Items from a dataset

========================================================================

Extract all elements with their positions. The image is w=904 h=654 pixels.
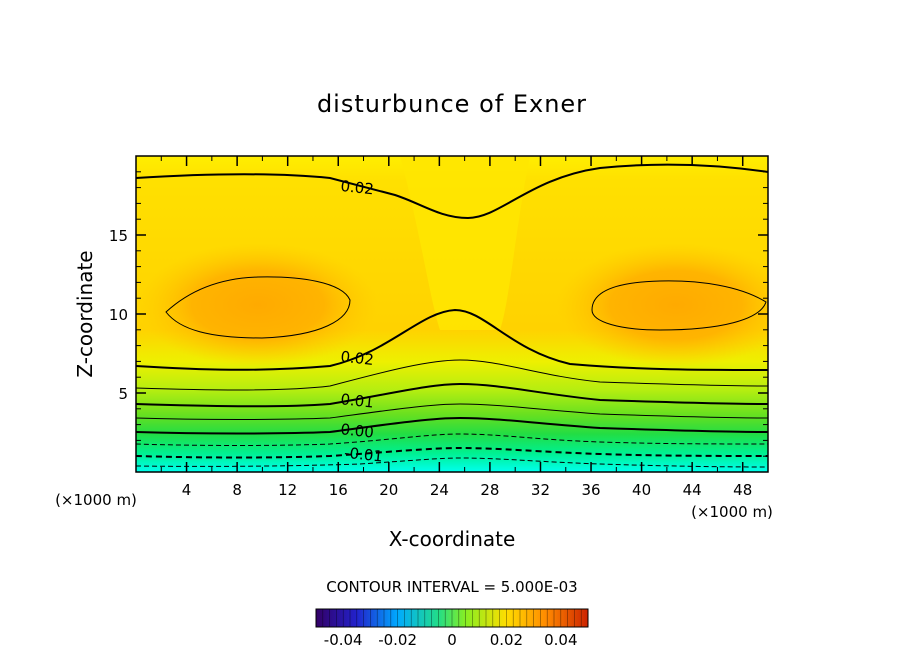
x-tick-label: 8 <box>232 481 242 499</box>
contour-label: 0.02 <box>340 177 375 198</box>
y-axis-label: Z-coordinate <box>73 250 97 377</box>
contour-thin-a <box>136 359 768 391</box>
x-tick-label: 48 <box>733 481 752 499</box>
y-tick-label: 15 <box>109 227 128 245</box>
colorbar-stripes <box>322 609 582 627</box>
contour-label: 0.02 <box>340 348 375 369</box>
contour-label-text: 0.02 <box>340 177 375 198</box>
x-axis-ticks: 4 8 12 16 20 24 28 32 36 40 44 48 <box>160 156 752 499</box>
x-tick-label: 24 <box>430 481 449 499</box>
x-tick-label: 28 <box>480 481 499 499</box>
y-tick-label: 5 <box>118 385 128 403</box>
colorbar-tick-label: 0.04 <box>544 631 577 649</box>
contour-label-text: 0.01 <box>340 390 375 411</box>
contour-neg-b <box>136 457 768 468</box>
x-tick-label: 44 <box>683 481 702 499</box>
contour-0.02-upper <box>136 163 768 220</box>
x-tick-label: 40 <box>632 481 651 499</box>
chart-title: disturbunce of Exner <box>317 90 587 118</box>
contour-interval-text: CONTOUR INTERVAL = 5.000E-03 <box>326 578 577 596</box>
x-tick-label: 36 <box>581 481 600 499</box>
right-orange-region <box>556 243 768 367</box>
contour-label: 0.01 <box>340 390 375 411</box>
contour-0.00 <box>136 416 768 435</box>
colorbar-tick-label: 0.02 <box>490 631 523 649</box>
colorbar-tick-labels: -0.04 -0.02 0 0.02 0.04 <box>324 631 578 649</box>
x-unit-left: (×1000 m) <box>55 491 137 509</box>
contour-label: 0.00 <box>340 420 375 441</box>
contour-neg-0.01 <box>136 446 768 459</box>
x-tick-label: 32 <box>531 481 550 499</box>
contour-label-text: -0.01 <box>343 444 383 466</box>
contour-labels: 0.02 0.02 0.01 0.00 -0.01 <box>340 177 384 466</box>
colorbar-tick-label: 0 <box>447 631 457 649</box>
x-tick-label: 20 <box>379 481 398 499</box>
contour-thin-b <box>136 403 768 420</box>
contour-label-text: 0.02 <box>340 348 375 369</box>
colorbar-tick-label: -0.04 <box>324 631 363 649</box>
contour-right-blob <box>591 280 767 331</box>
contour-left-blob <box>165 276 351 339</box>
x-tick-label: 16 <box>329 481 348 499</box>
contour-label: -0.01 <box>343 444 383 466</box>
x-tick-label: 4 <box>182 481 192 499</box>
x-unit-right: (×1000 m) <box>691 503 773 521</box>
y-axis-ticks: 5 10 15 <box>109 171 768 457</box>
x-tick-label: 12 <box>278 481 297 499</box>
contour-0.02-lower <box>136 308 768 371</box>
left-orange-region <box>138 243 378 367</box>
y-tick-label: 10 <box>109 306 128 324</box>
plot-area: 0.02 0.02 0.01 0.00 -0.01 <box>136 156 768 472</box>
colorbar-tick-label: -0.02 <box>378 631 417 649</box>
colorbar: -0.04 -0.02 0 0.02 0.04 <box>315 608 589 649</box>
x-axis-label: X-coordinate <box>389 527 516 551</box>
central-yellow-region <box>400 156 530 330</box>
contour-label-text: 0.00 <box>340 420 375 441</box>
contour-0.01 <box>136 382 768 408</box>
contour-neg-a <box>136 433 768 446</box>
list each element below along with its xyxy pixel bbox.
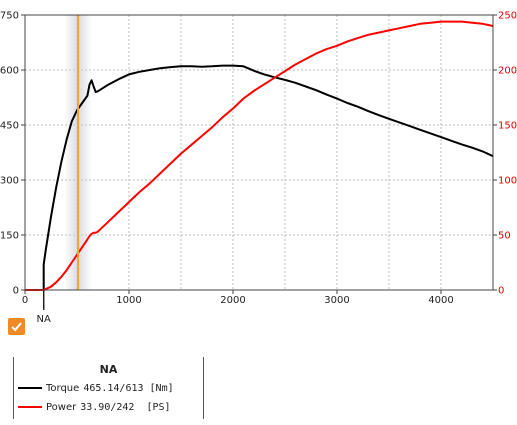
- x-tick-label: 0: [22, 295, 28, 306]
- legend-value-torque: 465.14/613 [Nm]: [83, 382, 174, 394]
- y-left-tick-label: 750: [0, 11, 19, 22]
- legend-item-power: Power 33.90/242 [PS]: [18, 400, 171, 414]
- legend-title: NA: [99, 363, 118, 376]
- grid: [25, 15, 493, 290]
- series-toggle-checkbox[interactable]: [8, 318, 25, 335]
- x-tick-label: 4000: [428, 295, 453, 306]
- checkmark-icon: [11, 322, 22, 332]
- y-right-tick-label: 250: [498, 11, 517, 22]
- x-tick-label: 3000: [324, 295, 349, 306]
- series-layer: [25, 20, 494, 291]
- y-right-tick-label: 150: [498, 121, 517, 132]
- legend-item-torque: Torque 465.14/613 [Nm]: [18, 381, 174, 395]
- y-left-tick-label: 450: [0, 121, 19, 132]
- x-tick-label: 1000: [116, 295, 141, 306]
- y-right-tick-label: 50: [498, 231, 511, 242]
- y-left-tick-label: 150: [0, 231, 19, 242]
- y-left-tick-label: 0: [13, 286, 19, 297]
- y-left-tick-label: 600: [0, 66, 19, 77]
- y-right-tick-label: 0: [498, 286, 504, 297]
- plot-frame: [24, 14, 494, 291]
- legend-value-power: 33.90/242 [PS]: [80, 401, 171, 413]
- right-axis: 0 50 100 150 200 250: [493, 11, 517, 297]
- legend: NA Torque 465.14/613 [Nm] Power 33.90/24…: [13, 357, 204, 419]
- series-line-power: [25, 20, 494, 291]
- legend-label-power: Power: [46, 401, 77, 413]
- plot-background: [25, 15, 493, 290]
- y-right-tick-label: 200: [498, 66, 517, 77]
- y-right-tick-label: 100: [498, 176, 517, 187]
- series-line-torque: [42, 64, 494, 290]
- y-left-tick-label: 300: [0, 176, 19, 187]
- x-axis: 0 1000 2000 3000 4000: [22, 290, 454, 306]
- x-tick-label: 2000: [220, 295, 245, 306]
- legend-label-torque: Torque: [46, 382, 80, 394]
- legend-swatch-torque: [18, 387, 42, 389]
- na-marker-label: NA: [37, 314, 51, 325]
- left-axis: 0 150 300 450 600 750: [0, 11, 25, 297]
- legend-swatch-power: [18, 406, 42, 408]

========================================================================

→ **Task to carry out**: Convert the data lines starting with the line that contains "- x-tick-label: 0: [22, 295, 28, 306]" and going on through the line that contains "- grid: [25, 15, 493, 290]" into a JSON list of strings, one string per line.

→ **Response to this task**:
[
  "- x-tick-label: 0: [22, 295, 28, 306]",
  "- legend-value-torque: 465.14/613 [Nm]: [83, 382, 174, 394]",
  "- y-left-tick-label: 750: [0, 11, 19, 22]",
  "- legend-item-power: Power 33.90/242 [PS]: [18, 400, 171, 414]",
  "- legend-title: NA: [99, 363, 118, 376]",
  "- grid: [25, 15, 493, 290]"
]